Your instructions - Leave out every picture, then transcribe the rest of the listing exactly.

Data section -
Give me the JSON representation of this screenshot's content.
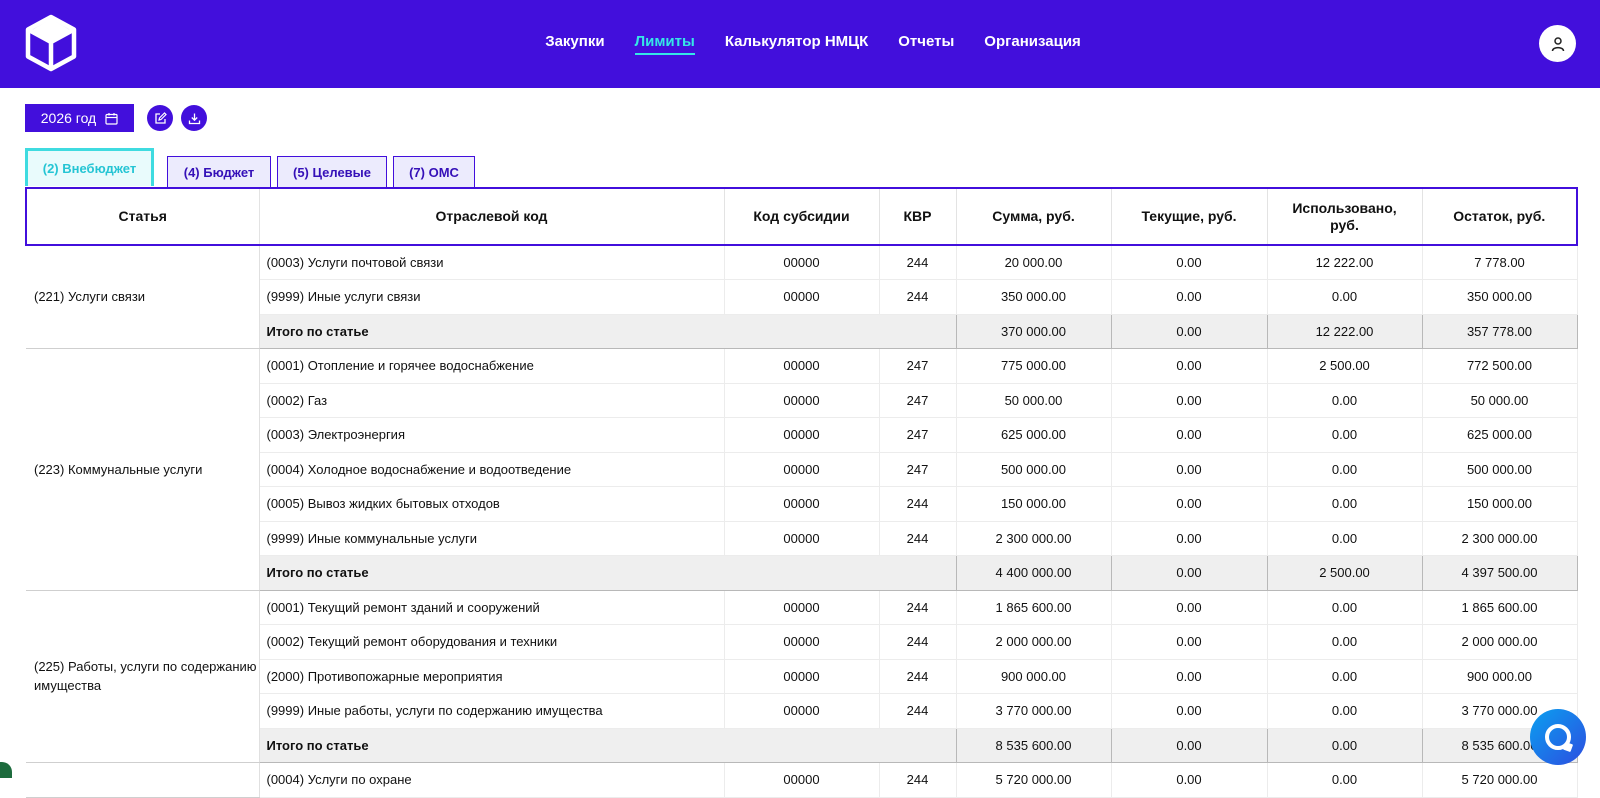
{
  "nav": {
    "items": [
      {
        "label": "Закупки",
        "active": false
      },
      {
        "label": "Лимиты",
        "active": true
      },
      {
        "label": "Калькулятор НМЦК",
        "active": false
      },
      {
        "label": "Отчеты",
        "active": false
      },
      {
        "label": "Организация",
        "active": false
      }
    ]
  },
  "toolbar": {
    "year_label": "2026 год"
  },
  "tabs": [
    {
      "label": "(2) Внебюджет",
      "active": true
    },
    {
      "label": "(4) Бюджет",
      "active": false
    },
    {
      "label": "(5) Целевые",
      "active": false
    },
    {
      "label": "(7) ОМС",
      "active": false
    }
  ],
  "table": {
    "headers": {
      "article": "Статья",
      "industry_code": "Отраслевой код",
      "subsidy_code": "Код субсидии",
      "kvr": "КВР",
      "sum": "Сумма, руб.",
      "current": "Текущие, руб.",
      "used_line1": "Использовано,",
      "used_line2": "руб.",
      "remainder": "Остаток, руб."
    },
    "groups": [
      {
        "article": "(221) Услуги связи",
        "rows": [
          [
            "(0003) Услуги почтовой связи",
            "00000",
            "244",
            "20 000.00",
            "0.00",
            "12 222.00",
            "7 778.00"
          ],
          [
            "(9999) Иные услуги связи",
            "00000",
            "244",
            "350 000.00",
            "0.00",
            "0.00",
            "350 000.00"
          ]
        ],
        "total": {
          "label": "Итого по статье",
          "values": [
            "370 000.00",
            "0.00",
            "12 222.00",
            "357 778.00"
          ]
        }
      },
      {
        "article": "(223) Коммунальные услуги",
        "rows": [
          [
            "(0001) Отопление и горячее водоснабжение",
            "00000",
            "247",
            "775 000.00",
            "0.00",
            "2 500.00",
            "772 500.00"
          ],
          [
            "(0002) Газ",
            "00000",
            "247",
            "50 000.00",
            "0.00",
            "0.00",
            "50 000.00"
          ],
          [
            "(0003) Электроэнергия",
            "00000",
            "247",
            "625 000.00",
            "0.00",
            "0.00",
            "625 000.00"
          ],
          [
            "(0004) Холодное водоснабжение и водоотведение",
            "00000",
            "247",
            "500 000.00",
            "0.00",
            "0.00",
            "500 000.00"
          ],
          [
            "(0005) Вывоз жидких бытовых отходов",
            "00000",
            "244",
            "150 000.00",
            "0.00",
            "0.00",
            "150 000.00"
          ],
          [
            "(9999) Иные коммунальные услуги",
            "00000",
            "244",
            "2 300 000.00",
            "0.00",
            "0.00",
            "2 300 000.00"
          ]
        ],
        "total": {
          "label": "Итого по статье",
          "values": [
            "4 400 000.00",
            "0.00",
            "2 500.00",
            "4 397 500.00"
          ]
        }
      },
      {
        "article": "(225) Работы, услуги по содержанию имущества",
        "rows": [
          [
            "(0001) Текущий ремонт зданий и сооружений",
            "00000",
            "244",
            "1 865 600.00",
            "0.00",
            "0.00",
            "1 865 600.00"
          ],
          [
            "(0002) Текущий ремонт оборудования и техники",
            "00000",
            "244",
            "2 000 000.00",
            "0.00",
            "0.00",
            "2 000 000.00"
          ],
          [
            "(2000) Противопожарные мероприятия",
            "00000",
            "244",
            "900 000.00",
            "0.00",
            "0.00",
            "900 000.00"
          ],
          [
            "(9999) Иные работы, услуги по содержанию имущества",
            "00000",
            "244",
            "3 770 000.00",
            "0.00",
            "0.00",
            "3 770 000.00"
          ]
        ],
        "total": {
          "label": "Итого по статье",
          "values": [
            "8 535 600.00",
            "0.00",
            "0.00",
            "8 535 600.00"
          ]
        }
      },
      {
        "article": "",
        "rows": [
          [
            "(0004) Услуги по охране",
            "00000",
            "244",
            "5 720 000.00",
            "0.00",
            "0.00",
            "5 720 000.00"
          ]
        ],
        "total": null
      }
    ]
  },
  "icons": {
    "logo": "cube-logo-icon",
    "user": "user-icon",
    "calendar": "calendar-icon",
    "edit": "edit-icon",
    "download": "download-icon",
    "chat": "chat-icon"
  },
  "colors": {
    "brand": "#420fdc",
    "accent": "#35e6e6"
  }
}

Response -
Give me the JSON representation of this screenshot's content.
{
  "nav": {
    "items": [
      {
        "label": "Закупки",
        "active": false
      },
      {
        "label": "Лимиты",
        "active": true
      },
      {
        "label": "Калькулятор НМЦК",
        "active": false
      },
      {
        "label": "Отчеты",
        "active": false
      },
      {
        "label": "Организация",
        "active": false
      }
    ]
  },
  "toolbar": {
    "year_label": "2026 год"
  },
  "tabs": [
    {
      "label": "(2) Внебюджет",
      "active": true
    },
    {
      "label": "(4) Бюджет",
      "active": false
    },
    {
      "label": "(5) Целевые",
      "active": false
    },
    {
      "label": "(7) ОМС",
      "active": false
    }
  ],
  "table": {
    "headers": {
      "article": "Статья",
      "industry_code": "Отраслевой код",
      "subsidy_code": "Код субсидии",
      "kvr": "КВР",
      "sum": "Сумма, руб.",
      "current": "Текущие, руб.",
      "used_line1": "Использовано,",
      "used_line2": "руб.",
      "remainder": "Остаток, руб."
    },
    "groups": [
      {
        "article": "(221) Услуги связи",
        "rows": [
          [
            "(0003) Услуги почтовой связи",
            "00000",
            "244",
            "20 000.00",
            "0.00",
            "12 222.00",
            "7 778.00"
          ],
          [
            "(9999) Иные услуги связи",
            "00000",
            "244",
            "350 000.00",
            "0.00",
            "0.00",
            "350 000.00"
          ]
        ],
        "total": {
          "label": "Итого по статье",
          "values": [
            "370 000.00",
            "0.00",
            "12 222.00",
            "357 778.00"
          ]
        }
      },
      {
        "article": "(223) Коммунальные услуги",
        "rows": [
          [
            "(0001) Отопление и горячее водоснабжение",
            "00000",
            "247",
            "775 000.00",
            "0.00",
            "2 500.00",
            "772 500.00"
          ],
          [
            "(0002) Газ",
            "00000",
            "247",
            "50 000.00",
            "0.00",
            "0.00",
            "50 000.00"
          ],
          [
            "(0003) Электроэнергия",
            "00000",
            "247",
            "625 000.00",
            "0.00",
            "0.00",
            "625 000.00"
          ],
          [
            "(0004) Холодное водоснабжение и водоотведение",
            "00000",
            "247",
            "500 000.00",
            "0.00",
            "0.00",
            "500 000.00"
          ],
          [
            "(0005) Вывоз жидких бытовых отходов",
            "00000",
            "244",
            "150 000.00",
            "0.00",
            "0.00",
            "150 000.00"
          ],
          [
            "(9999) Иные коммунальные услуги",
            "00000",
            "244",
            "2 300 000.00",
            "0.00",
            "0.00",
            "2 300 000.00"
          ]
        ],
        "total": {
          "label": "Итого по статье",
          "values": [
            "4 400 000.00",
            "0.00",
            "2 500.00",
            "4 397 500.00"
          ]
        }
      },
      {
        "article": "(225) Работы, услуги по содержанию имущества",
        "rows": [
          [
            "(0001) Текущий ремонт зданий и сооружений",
            "00000",
            "244",
            "1 865 600.00",
            "0.00",
            "0.00",
            "1 865 600.00"
          ],
          [
            "(0002) Текущий ремонт оборудования и техники",
            "00000",
            "244",
            "2 000 000.00",
            "0.00",
            "0.00",
            "2 000 000.00"
          ],
          [
            "(2000) Противопожарные мероприятия",
            "00000",
            "244",
            "900 000.00",
            "0.00",
            "0.00",
            "900 000.00"
          ],
          [
            "(9999) Иные работы, услуги по содержанию имущества",
            "00000",
            "244",
            "3 770 000.00",
            "0.00",
            "0.00",
            "3 770 000.00"
          ]
        ],
        "total": {
          "label": "Итого по статье",
          "values": [
            "8 535 600.00",
            "0.00",
            "0.00",
            "8 535 600.00"
          ]
        }
      },
      {
        "article": "",
        "rows": [
          [
            "(0004) Услуги по охране",
            "00000",
            "244",
            "5 720 000.00",
            "0.00",
            "0.00",
            "5 720 000.00"
          ]
        ],
        "total": null
      }
    ]
  },
  "icons": {
    "logo": "cube-logo-icon",
    "user": "user-icon",
    "calendar": "calendar-icon",
    "edit": "edit-icon",
    "download": "download-icon",
    "chat": "chat-icon"
  },
  "colors": {
    "brand": "#420fdc",
    "accent": "#35e6e6"
  }
}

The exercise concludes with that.